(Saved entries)
━━━━━━

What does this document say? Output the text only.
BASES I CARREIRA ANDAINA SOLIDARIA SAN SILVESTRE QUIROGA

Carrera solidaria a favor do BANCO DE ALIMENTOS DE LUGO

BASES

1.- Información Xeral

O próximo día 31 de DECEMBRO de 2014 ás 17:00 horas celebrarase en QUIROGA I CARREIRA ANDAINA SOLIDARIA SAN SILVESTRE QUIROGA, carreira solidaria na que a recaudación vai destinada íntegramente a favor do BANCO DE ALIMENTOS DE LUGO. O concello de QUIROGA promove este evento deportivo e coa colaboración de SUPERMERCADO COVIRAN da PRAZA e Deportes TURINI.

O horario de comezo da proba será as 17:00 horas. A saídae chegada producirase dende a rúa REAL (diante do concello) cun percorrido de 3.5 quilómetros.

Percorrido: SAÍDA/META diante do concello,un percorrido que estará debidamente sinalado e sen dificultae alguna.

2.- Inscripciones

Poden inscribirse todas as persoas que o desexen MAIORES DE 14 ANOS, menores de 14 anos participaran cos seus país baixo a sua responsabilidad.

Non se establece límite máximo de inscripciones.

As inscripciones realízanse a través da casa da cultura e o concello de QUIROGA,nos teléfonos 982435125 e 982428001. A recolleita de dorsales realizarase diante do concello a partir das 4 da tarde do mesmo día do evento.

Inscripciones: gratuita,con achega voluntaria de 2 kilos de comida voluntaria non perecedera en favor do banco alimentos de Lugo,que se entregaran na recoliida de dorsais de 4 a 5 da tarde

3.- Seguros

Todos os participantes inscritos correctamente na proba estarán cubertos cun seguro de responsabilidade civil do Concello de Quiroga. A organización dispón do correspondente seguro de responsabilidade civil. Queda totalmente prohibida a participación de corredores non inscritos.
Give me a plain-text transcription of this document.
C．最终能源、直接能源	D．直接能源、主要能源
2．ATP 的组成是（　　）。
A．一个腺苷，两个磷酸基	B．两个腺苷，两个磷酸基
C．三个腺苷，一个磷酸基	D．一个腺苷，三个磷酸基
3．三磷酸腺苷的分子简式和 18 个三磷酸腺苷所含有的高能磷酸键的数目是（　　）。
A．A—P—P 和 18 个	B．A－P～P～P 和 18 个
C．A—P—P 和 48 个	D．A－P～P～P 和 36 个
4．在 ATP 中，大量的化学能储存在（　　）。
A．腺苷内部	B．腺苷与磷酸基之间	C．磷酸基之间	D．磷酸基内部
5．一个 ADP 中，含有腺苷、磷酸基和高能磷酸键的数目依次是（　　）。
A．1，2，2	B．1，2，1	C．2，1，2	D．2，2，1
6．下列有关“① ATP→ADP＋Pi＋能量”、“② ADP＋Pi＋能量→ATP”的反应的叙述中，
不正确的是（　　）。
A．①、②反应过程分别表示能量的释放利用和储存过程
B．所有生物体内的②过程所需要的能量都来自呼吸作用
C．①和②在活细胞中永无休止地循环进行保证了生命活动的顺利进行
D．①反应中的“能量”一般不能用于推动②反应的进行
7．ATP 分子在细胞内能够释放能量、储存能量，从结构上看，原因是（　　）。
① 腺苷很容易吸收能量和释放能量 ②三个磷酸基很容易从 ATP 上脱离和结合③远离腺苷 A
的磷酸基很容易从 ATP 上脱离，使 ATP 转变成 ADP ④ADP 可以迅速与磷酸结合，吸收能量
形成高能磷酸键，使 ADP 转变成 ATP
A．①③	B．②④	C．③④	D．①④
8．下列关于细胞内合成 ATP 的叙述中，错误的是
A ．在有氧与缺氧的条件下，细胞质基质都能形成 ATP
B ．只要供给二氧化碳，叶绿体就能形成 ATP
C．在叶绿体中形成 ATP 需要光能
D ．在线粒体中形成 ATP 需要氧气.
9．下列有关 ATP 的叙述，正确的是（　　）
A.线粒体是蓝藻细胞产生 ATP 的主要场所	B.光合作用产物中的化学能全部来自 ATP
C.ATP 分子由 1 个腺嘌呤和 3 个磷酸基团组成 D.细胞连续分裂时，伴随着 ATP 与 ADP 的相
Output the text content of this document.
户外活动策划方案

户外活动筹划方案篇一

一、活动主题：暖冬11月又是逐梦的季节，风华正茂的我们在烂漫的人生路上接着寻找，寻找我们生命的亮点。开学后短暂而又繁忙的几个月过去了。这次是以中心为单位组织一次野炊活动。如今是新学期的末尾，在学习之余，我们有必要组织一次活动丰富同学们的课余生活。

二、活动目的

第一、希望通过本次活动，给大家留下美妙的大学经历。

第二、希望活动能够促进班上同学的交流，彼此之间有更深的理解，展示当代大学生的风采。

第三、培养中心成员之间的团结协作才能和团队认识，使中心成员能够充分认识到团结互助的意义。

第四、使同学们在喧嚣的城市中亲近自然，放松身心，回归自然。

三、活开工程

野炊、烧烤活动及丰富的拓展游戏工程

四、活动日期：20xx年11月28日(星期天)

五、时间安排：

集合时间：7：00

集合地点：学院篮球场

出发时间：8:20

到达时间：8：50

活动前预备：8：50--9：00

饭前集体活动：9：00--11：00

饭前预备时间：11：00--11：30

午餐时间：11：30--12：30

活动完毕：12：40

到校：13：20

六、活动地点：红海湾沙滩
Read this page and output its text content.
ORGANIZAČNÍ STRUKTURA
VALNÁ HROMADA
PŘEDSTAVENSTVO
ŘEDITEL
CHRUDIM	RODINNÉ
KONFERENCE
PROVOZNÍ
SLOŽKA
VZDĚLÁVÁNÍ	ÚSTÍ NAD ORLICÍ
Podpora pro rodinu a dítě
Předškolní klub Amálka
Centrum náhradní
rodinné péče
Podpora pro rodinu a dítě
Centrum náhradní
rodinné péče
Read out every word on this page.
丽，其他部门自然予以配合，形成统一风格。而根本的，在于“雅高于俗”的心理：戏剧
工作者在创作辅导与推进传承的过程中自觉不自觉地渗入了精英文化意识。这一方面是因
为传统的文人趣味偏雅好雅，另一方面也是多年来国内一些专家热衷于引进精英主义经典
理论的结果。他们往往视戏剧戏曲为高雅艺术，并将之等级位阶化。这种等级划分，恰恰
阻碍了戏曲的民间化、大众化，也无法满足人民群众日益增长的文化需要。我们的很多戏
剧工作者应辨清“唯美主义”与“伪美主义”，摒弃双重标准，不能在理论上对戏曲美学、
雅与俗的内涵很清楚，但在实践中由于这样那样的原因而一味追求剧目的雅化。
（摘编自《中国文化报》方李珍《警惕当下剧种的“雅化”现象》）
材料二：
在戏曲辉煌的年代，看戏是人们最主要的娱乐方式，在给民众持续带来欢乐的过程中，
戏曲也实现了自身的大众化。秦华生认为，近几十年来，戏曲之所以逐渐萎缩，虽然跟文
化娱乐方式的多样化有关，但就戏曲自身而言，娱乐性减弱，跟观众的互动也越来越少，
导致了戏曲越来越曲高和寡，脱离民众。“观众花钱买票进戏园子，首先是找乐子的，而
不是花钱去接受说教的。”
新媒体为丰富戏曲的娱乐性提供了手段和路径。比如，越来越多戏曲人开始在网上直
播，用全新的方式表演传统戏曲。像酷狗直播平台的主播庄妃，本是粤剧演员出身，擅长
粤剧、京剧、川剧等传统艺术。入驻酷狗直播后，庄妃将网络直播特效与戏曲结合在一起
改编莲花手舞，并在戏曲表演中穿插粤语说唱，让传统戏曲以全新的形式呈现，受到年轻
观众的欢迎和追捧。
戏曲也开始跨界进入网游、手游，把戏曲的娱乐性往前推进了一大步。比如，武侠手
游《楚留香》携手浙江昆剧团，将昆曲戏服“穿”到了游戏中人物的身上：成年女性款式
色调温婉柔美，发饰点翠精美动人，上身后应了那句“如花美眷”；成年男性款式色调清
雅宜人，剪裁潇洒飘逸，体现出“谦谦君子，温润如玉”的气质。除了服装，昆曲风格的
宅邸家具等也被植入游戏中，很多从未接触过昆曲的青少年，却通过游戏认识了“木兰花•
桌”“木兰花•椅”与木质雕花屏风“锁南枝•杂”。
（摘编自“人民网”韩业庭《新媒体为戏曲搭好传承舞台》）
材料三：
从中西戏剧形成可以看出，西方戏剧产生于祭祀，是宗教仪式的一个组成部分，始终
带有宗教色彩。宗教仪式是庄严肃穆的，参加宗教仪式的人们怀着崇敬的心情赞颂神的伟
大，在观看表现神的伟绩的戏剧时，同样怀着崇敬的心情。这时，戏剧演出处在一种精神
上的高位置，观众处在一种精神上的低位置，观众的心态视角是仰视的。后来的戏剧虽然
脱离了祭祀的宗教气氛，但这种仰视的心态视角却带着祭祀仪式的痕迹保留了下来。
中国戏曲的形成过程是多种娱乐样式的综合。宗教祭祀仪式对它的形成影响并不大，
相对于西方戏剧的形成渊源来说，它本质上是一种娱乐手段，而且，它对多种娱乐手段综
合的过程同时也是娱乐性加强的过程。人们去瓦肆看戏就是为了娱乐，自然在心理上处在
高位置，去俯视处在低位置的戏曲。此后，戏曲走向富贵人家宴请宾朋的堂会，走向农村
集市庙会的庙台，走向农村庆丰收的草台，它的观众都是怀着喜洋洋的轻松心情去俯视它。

━━━━━━

From the entries above, copy each line holding "page".

### WRITTEN SOLUTION
Read this page and output its text content.
Read out every word on this page.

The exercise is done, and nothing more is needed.